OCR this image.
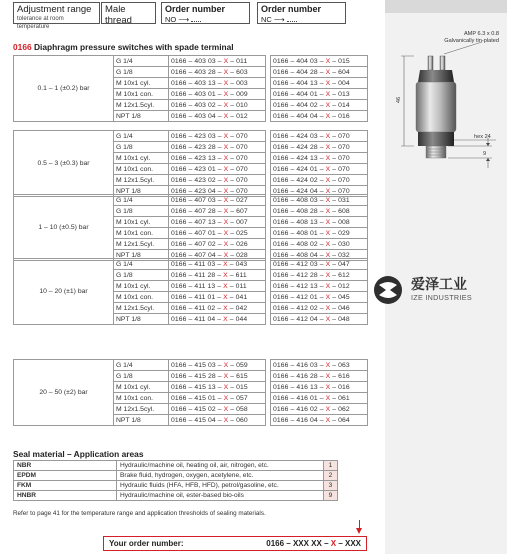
Adjustment range
tolerance at room temperature
Male
thread
Order number
NO ⟶
Order number
NC ⟶
0166 Diaphragm pressure switches with spade terminal
0.1 – 1 (±0.2) bar	G 1/4	0166 – 403 03 – X – 011		0166 – 404 03 – X – 015
	G 1/8	0166 – 403 28 – X – 603		0166 – 404 28 – X – 604
	M 10x1 cyl.	0166 – 403 13 – X – 003		0166 – 404 13 – X – 004
	M 10x1 con.	0166 – 403 01 – X – 009		0166 – 404 01 – X – 013
	M 12x1.5cyl.	0166 – 403 02 – X – 010		0166 – 404 02 – X – 014
	NPT 1/8	0166 – 403 04 – X – 012		0166 – 404 04 – X – 016
0.5 – 3 (±0.3) bar	G 1/4	0166 – 423 03 – X – 070		0166 – 424 03 – X – 070
	G 1/8	0166 – 423 28 – X – 070		0166 – 424 28 – X – 070
	M 10x1 cyl.	0166 – 423 13 – X – 070		0166 – 424 13 – X – 070
	M 10x1 con.	0166 – 423 01 – X – 070		0166 – 424 01 – X – 070
	M 12x1.5cyl.	0166 – 423 02 – X – 070		0166 – 424 02 – X – 070
	NPT 1/8	0166 – 423 04 – X – 070		0166 – 424 04 – X – 070
1 – 10 (±0.5) bar	G 1/4	0166 – 407 03 – X – 027		0166 – 408 03 – X – 031
	G 1/8	0166 – 407 28 – X – 607		0166 – 408 28 – X – 608
	M 10x1 cyl.	0166 – 407 13 – X – 007		0166 – 408 13 – X – 008
	M 10x1 con.	0166 – 407 01 – X – 025		0166 – 408 01 – X – 029
	M 12x1.5cyl.	0166 – 407 02 – X – 026		0166 – 408 02 – X – 030
	NPT 1/8	0166 – 407 04 – X – 028		0166 – 408 04 – X – 032
10 – 20 (±1) bar	G 1/4	0166 – 411 03 – X – 043		0166 – 412 03 – X – 047
	G 1/8	0166 – 411 28 – X – 611		0166 – 412 28 – X – 612
	M 10x1 cyl.	0166 – 411 13 – X – 011		0166 – 412 13 – X – 012
	M 10x1 con.	0166 – 411 01 – X – 041		0166 – 412 01 – X – 045
	M 12x1.5cyl.	0166 – 411 02 – X – 042		0166 – 412 02 – X – 046
	NPT 1/8	0166 – 411 04 – X – 044		0166 – 412 04 – X – 048
20 – 50 (±2) bar	G 1/4	0166 – 415 03 – X – 059		0166 – 416 03 – X – 063
	G 1/8	0166 – 415 28 – X – 615		0166 – 416 28 – X – 616
	M 10x1 cyl.	0166 – 415 13 – X – 015		0166 – 416 13 – X – 016
	M 10x1 con.	0166 – 415 01 – X – 057		0166 – 416 01 – X – 061
	M 12x1.5cyl.	0166 – 415 02 – X – 058		0166 – 416 02 – X – 062
	NPT 1/8	0166 – 415 04 – X – 060		0166 – 416 04 – X – 064
Seal material – Application areas
NBR	Hydraulic/machine oil, heating oil, air, nitrogen, etc.	1
EPDM	Brake fluid, hydrogen, oxygen, acetylene, etc.	2
FKM	Hydraulic fluids (HFA, HFB, HFD), petrol/gasoline, etc.	3
HNBR	Hydraulic/machine oil, ester-based bio-oils	9
Refer to page 41 for the temperature range and application thresholds of sealing materials.
Your order number:	0166 – XXX XX – X – XXX
AMP 6.3 x 0.8
Galvanically tin-plated
46
hex 24
9
爱泽工业
IZE INDUSTRIES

### Task prompt:
Check the data for the word "machine" and pull out the lines that have it.

### Written answer:
NBR	Hydraulic/machine oil, heating oil, air, nitrogen, etc.	1
HNBR	Hydraulic/machine oil, ester-based bio-oils	9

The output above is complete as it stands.